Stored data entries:
—————
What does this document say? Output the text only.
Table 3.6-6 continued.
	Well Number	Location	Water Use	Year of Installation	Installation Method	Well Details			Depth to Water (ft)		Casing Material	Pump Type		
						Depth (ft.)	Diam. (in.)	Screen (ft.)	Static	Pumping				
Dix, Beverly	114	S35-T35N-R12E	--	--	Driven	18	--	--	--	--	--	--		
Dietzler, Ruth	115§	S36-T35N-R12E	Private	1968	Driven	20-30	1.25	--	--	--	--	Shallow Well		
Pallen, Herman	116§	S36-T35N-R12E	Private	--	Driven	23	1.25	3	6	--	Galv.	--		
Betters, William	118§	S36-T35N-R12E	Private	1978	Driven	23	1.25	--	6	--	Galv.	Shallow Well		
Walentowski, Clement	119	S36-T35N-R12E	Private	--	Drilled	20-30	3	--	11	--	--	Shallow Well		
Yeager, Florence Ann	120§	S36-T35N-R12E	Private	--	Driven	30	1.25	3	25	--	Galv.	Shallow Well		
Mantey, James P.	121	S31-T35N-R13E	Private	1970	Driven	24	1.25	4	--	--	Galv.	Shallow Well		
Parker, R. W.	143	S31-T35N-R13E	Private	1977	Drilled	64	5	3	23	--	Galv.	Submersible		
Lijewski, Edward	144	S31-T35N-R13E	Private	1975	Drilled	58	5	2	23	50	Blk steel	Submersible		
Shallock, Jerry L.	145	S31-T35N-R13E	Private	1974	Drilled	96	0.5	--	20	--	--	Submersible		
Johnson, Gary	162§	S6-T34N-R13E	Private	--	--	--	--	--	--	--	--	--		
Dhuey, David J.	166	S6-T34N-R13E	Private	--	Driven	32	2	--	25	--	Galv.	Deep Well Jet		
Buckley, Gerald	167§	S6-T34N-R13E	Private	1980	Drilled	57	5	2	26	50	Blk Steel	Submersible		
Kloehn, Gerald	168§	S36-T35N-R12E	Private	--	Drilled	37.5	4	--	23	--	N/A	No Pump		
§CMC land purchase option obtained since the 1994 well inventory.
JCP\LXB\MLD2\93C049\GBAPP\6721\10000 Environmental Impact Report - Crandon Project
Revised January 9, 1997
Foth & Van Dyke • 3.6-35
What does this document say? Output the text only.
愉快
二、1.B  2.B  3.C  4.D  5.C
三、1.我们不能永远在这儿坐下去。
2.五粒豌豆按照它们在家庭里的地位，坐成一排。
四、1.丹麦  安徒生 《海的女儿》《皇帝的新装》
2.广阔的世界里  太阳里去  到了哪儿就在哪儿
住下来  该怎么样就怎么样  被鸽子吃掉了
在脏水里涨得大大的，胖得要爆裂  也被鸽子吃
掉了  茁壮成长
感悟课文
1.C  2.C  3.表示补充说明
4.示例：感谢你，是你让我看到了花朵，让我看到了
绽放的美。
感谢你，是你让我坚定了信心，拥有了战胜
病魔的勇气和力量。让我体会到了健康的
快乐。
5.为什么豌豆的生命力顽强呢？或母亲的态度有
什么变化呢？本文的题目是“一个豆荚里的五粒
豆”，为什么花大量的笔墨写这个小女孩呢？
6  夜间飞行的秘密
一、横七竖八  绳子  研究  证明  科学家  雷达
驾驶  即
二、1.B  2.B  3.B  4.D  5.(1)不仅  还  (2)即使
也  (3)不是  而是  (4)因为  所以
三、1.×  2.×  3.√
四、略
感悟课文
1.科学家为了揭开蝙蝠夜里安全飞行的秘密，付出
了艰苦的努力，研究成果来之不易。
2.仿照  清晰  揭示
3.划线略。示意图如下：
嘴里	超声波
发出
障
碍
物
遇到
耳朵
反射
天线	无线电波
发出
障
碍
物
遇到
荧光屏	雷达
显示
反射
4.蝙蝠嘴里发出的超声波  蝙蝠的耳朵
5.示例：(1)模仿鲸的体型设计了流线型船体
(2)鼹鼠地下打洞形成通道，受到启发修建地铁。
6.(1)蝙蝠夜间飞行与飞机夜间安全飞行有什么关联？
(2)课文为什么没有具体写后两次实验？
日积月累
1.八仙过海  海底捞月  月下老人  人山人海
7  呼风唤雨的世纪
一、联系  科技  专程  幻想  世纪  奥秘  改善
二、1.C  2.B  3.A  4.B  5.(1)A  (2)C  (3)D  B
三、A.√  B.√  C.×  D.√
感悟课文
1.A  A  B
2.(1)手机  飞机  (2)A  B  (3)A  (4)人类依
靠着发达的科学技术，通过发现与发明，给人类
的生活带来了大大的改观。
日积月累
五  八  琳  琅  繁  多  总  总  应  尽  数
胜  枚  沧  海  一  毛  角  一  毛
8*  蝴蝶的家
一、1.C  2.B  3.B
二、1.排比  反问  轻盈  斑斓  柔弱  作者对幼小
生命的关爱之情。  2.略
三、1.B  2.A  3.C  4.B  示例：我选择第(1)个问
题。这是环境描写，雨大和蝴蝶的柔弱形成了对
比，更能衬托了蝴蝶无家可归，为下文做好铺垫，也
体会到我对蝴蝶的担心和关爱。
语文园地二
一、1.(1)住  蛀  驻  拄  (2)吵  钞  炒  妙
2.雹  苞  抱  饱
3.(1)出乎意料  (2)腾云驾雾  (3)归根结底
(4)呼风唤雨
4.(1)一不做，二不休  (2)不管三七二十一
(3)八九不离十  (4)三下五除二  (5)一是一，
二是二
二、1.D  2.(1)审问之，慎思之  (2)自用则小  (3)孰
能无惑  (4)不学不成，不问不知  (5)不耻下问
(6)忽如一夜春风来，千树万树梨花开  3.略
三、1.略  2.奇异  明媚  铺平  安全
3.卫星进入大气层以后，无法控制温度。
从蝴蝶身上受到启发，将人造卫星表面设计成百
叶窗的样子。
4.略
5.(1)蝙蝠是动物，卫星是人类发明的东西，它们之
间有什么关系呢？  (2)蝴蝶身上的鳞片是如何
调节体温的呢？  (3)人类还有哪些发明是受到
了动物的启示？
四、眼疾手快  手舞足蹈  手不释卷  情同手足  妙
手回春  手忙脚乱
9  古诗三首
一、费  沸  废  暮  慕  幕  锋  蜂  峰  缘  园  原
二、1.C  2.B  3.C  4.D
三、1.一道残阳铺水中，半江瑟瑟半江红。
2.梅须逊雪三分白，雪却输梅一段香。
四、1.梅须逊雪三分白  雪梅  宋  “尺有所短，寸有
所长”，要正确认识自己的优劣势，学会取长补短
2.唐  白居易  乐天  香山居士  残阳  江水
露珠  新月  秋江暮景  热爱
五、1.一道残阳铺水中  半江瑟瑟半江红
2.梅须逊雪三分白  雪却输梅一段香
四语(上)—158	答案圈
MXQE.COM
—————
Pull out and copy each line containing the string "雪却输梅一段香".

* [SOLUTION TO THE EXERCISE]:
2.梅须逊雪三分白，雪却输梅一段香。
2.梅须逊雪三分白  雪却输梅一段香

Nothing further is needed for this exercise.